• TASK TO COMPLETE: Repeat the records below exactly as they appear.

• INFORMATION GIVEN:
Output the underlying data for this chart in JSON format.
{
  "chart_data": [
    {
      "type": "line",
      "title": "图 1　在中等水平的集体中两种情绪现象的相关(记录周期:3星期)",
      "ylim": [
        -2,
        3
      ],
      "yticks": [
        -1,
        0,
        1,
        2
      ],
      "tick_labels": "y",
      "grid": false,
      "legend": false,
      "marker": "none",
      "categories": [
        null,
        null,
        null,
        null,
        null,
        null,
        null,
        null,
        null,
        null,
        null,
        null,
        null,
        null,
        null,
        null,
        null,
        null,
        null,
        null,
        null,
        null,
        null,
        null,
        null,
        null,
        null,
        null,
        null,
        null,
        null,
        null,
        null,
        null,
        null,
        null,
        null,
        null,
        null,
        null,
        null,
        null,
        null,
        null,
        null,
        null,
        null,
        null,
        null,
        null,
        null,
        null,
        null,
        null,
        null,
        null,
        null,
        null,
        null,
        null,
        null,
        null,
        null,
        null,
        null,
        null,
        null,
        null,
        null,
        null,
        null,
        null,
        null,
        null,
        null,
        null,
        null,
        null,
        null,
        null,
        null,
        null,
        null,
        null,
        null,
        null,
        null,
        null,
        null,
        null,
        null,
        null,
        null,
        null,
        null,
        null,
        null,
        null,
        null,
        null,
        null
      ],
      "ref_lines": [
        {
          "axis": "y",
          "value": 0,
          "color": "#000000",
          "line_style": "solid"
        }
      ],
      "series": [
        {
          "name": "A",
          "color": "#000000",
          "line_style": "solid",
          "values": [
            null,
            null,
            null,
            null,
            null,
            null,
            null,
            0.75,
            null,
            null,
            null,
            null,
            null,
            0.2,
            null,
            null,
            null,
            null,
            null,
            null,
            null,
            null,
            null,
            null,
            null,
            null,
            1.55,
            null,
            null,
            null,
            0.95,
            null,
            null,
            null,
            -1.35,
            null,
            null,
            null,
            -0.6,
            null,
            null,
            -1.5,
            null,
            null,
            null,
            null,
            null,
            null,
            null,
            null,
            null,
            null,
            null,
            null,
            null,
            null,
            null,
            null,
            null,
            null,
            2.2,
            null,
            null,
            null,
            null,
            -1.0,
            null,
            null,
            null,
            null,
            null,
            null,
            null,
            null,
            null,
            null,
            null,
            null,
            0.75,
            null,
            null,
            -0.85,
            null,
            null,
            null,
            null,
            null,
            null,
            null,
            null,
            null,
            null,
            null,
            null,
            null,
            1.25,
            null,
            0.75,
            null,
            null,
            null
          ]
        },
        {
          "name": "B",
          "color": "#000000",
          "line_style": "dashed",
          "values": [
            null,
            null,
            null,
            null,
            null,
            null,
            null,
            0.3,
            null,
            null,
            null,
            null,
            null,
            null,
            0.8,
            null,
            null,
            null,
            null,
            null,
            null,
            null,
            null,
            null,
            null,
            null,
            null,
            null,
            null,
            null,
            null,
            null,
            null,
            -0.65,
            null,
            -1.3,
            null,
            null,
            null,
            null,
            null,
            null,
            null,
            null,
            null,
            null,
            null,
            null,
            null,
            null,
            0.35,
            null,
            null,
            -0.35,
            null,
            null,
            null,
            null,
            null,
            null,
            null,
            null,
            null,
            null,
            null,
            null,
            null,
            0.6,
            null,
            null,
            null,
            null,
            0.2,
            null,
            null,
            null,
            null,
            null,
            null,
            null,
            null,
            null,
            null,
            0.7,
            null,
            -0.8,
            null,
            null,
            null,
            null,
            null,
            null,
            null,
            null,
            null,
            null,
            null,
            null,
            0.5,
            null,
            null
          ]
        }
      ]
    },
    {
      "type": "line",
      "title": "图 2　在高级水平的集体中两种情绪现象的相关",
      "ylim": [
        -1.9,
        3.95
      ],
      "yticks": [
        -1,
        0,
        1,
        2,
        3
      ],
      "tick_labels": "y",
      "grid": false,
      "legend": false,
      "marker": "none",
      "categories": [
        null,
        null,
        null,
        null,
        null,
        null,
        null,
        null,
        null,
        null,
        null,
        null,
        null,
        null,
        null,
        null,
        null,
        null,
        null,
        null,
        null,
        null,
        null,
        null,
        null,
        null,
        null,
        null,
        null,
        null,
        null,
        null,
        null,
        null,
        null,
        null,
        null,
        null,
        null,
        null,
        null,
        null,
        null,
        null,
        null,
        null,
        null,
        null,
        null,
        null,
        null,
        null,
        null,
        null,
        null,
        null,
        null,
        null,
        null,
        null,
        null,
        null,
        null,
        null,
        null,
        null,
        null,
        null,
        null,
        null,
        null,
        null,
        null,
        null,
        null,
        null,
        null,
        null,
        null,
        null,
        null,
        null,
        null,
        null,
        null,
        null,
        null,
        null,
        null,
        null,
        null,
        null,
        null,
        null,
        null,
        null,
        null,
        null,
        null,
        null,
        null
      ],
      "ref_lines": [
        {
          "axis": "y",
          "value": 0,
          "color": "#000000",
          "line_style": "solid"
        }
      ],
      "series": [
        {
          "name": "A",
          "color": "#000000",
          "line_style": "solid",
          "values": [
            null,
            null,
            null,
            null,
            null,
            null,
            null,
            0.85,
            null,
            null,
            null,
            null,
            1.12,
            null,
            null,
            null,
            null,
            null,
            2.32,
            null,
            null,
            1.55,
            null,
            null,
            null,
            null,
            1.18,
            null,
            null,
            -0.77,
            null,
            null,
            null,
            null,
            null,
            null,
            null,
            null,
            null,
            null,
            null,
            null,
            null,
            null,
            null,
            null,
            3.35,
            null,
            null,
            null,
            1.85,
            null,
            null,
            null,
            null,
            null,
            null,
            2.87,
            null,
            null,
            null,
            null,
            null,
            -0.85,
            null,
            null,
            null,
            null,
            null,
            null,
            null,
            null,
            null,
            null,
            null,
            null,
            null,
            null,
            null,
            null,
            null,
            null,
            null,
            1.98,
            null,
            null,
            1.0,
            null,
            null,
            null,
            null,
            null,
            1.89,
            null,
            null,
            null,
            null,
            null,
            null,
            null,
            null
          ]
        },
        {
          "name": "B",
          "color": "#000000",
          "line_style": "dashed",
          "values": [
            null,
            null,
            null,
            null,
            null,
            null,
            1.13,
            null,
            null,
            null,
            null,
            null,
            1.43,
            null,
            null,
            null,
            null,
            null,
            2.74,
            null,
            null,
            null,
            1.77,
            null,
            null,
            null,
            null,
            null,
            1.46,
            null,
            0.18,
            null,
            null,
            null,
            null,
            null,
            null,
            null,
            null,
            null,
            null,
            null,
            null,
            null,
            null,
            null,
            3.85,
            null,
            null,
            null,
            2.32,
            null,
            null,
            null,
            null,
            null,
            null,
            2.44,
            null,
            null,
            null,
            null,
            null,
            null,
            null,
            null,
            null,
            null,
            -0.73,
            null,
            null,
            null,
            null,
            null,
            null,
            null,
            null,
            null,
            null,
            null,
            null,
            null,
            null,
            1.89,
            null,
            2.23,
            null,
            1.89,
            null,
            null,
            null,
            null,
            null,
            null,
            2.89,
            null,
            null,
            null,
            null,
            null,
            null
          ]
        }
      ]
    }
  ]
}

• ANSWER TO THE EXERCISE:
Output the underlying data for this chart in JSON format.
{
  "chart_data": [
    {
      "type": "line",
      "title": "图 1　在中等水平的集体中两种情绪现象的相关(记录周期:3星期)",
      "ylim": [
        -2,
        3
      ],
      "yticks": [
        -1,
        0,
        1,
        2
      ],
      "tick_labels": "y",
      "grid": false,
      "legend": false,
      "marker": "none",
      "categories": [
        null,
        null,
        null,
        null,
        null,
        null,
        null,
        null,
        null,
        null,
        null,
        null,
        null,
        null,
        null,
        null,
        null,
        null,
        null,
        null,
        null,
        null,
        null,
        null,
        null,
        null,
        null,
        null,
        null,
        null,
        null,
        null,
        null,
        null,
        null,
        null,
        null,
        null,
        null,
        null,
        null,
        null,
        null,
        null,
        null,
        null,
        null,
        null,
        null,
        null,
        null,
        null,
        null,
        null,
        null,
        null,
        null,
        null,
        null,
        null,
        null,
        null,
        null,
        null,
        null,
        null,
        null,
        null,
        null,
        null,
        null,
        null,
        null,
        null,
        null,
        null,
        null,
        null,
        null,
        null,
        null,
        null,
        null,
        null,
        null,
        null,
        null,
        null,
        null,
        null,
        null,
        null,
        null,
        null,
        null,
        null,
        null,
        null,
        null,
        null,
        null
      ],
      "ref_lines": [
        {
          "axis": "y",
          "value": 0,
          "color": "#000000",
          "line_style": "solid"
        }
      ],
      "series": [
        {
          "name": "A",
          "color": "#000000",
          "line_style": "solid",
          "values": [
            null,
            null,
            null,
            null,
            null,
            null,
            null,
            0.75,
            null,
            null,
            null,
            null,
            null,
            0.2,
            null,
            null,
            null,
            null,
            null,
            null,
            null,
            null,
            null,
            null,
            null,
            null,
            1.55,
            null,
            null,
            null,
            0.95,
            null,
            null,
            null,
            -1.35,
            null,
            null,
            null,
            -0.6,
            null,
            null,
            -1.5,
            null,
            null,
            null,
            null,
            null,
            null,
            null,
            null,
            null,
            null,
            null,
            null,
            null,
            null,
            null,
            null,
            null,
            null,
            2.2,
            null,
            null,
            null,
            null,
            -1.0,
            null,
            null,
            null,
            null,
            null,
            null,
            null,
            null,
            null,
            null,
            null,
            null,
            0.75,
            null,
            null,
            -0.85,
            null,
            null,
            null,
            null,
            null,
            null,
            null,
            null,
            null,
            null,
            null,
            null,
            null,
            1.25,
            null,
            0.75,
            null,
            null,
            null
          ]
        },
        {
          "name": "B",
          "color": "#000000",
          "line_style": "dashed",
          "values": [
            null,
            null,
            null,
            null,
            null,
            null,
            null,
            0.3,
            null,
            null,
            null,
            null,
            null,
            null,
            0.8,
            null,
            null,
            null,
            null,
            null,
            null,
            null,
            null,
            null,
            null,
            null,
            null,
            null,
            null,
            null,
            null,
            null,
            null,
            -0.65,
            null,
            -1.3,
            null,
            null,
            null,
            null,
            null,
            null,
            null,
            null,
            null,
            null,
            null,
            null,
            null,
            null,
            0.35,
            null,
            null,
            -0.35,
            null,
            null,
            null,
            null,
            null,
            null,
            null,
            null,
            null,
            null,
            null,
            null,
            null,
            0.6,
            null,
            null,
            null,
            null,
            0.2,
            null,
            null,
            null,
            null,
            null,
            null,
            null,
            null,
            null,
            null,
            0.7,
            null,
            -0.8,
            null,
            null,
            null,
            null,
            null,
            null,
            null,
            null,
            null,
            null,
            null,
            null,
            0.5,
            null,
            null
          ]
        }
      ]
    },
    {
      "type": "line",
      "title": "图 2　在高级水平的集体中两种情绪现象的相关",
      "ylim": [
        -1.9,
        3.95
      ],
      "yticks": [
        -1,
        0,
        1,
        2,
        3
      ],
      "tick_labels": "y",
      "grid": false,
      "legend": false,
      "marker": "none",
      "categories": [
        null,
        null,
        null,
        null,
        null,
        null,
        null,
        null,
        null,
        null,
        null,
        null,
        null,
        null,
        null,
        null,
        null,
        null,
        null,
        null,
        null,
        null,
        null,
        null,
        null,
        null,
        null,
        null,
        null,
        null,
        null,
        null,
        null,
        null,
        null,
        null,
        null,
        null,
        null,
        null,
        null,
        null,
        null,
        null,
        null,
        null,
        null,
        null,
        null,
        null,
        null,
        null,
        null,
        null,
        null,
        null,
        null,
        null,
        null,
        null,
        null,
        null,
        null,
        null,
        null,
        null,
        null,
        null,
        null,
        null,
        null,
        null,
        null,
        null,
        null,
        null,
        null,
        null,
        null,
        null,
        null,
        null,
        null,
        null,
        null,
        null,
        null,
        null,
        null,
        null,
        null,
        null,
        null,
        null,
        null,
        null,
        null,
        null,
        null,
        null,
        null
      ],
      "ref_lines": [
        {
          "axis": "y",
          "value": 0,
          "color": "#000000",
          "line_style": "solid"
        }
      ],
      "series": [
        {
          "name": "A",
          "color": "#000000",
          "line_style": "solid",
          "values": [
            null,
            null,
            null,
            null,
            null,
            null,
            null,
            0.85,
            null,
            null,
            null,
            null,
            1.12,
            null,
            null,
            null,
            null,
            null,
            2.32,
            null,
            null,
            1.55,
            null,
            null,
            null,
            null,
            1.18,
            null,
            null,
            -0.77,
            null,
            null,
            null,
            null,
            null,
            null,
            null,
            null,
            null,
            null,
            null,
            null,
            null,
            null,
            null,
            null,
            3.35,
            null,
            null,
            null,
            1.85,
            null,
            null,
            null,
            null,
            null,
            null,
            2.87,
            null,
            null,
            null,
            null,
            null,
            -0.85,
            null,
            null,
            null,
            null,
            null,
            null,
            null,
            null,
            null,
            null,
            null,
            null,
            null,
            null,
            null,
            null,
            null,
            null,
            null,
            1.98,
            null,
            null,
            1.0,
            null,
            null,
            null,
            null,
            null,
            1.89,
            null,
            null,
            null,
            null,
            null,
            null,
            null,
            null
          ]
        },
        {
          "name": "B",
          "color": "#000000",
          "line_style": "dashed",
          "values": [
            null,
            null,
            null,
            null,
            null,
            null,
            1.13,
            null,
            null,
            null,
            null,
            null,
            1.43,
            null,
            null,
            null,
            null,
            null,
            2.74,
            null,
            null,
            null,
            1.77,
            null,
            null,
            null,
            null,
            null,
            1.46,
            null,
            0.18,
            null,
            null,
            null,
            null,
            null,
            null,
            null,
            null,
            null,
            null,
            null,
            null,
            null,
            null,
            null,
            3.85,
            null,
            null,
            null,
            2.32,
            null,
            null,
            null,
            null,
            null,
            null,
            2.44,
            null,
            null,
            null,
            null,
            null,
            null,
            null,
            null,
            null,
            null,
            -0.73,
            null,
            null,
            null,
            null,
            null,
            null,
            null,
            null,
            null,
            null,
            null,
            null,
            null,
            null,
            1.89,
            null,
            2.23,
            null,
            1.89,
            null,
            null,
            null,
            null,
            null,
            null,
            2.89,
            null,
            null,
            null,
            null,
            null,
            null
          ]
        }
      ]
    }
  ]
}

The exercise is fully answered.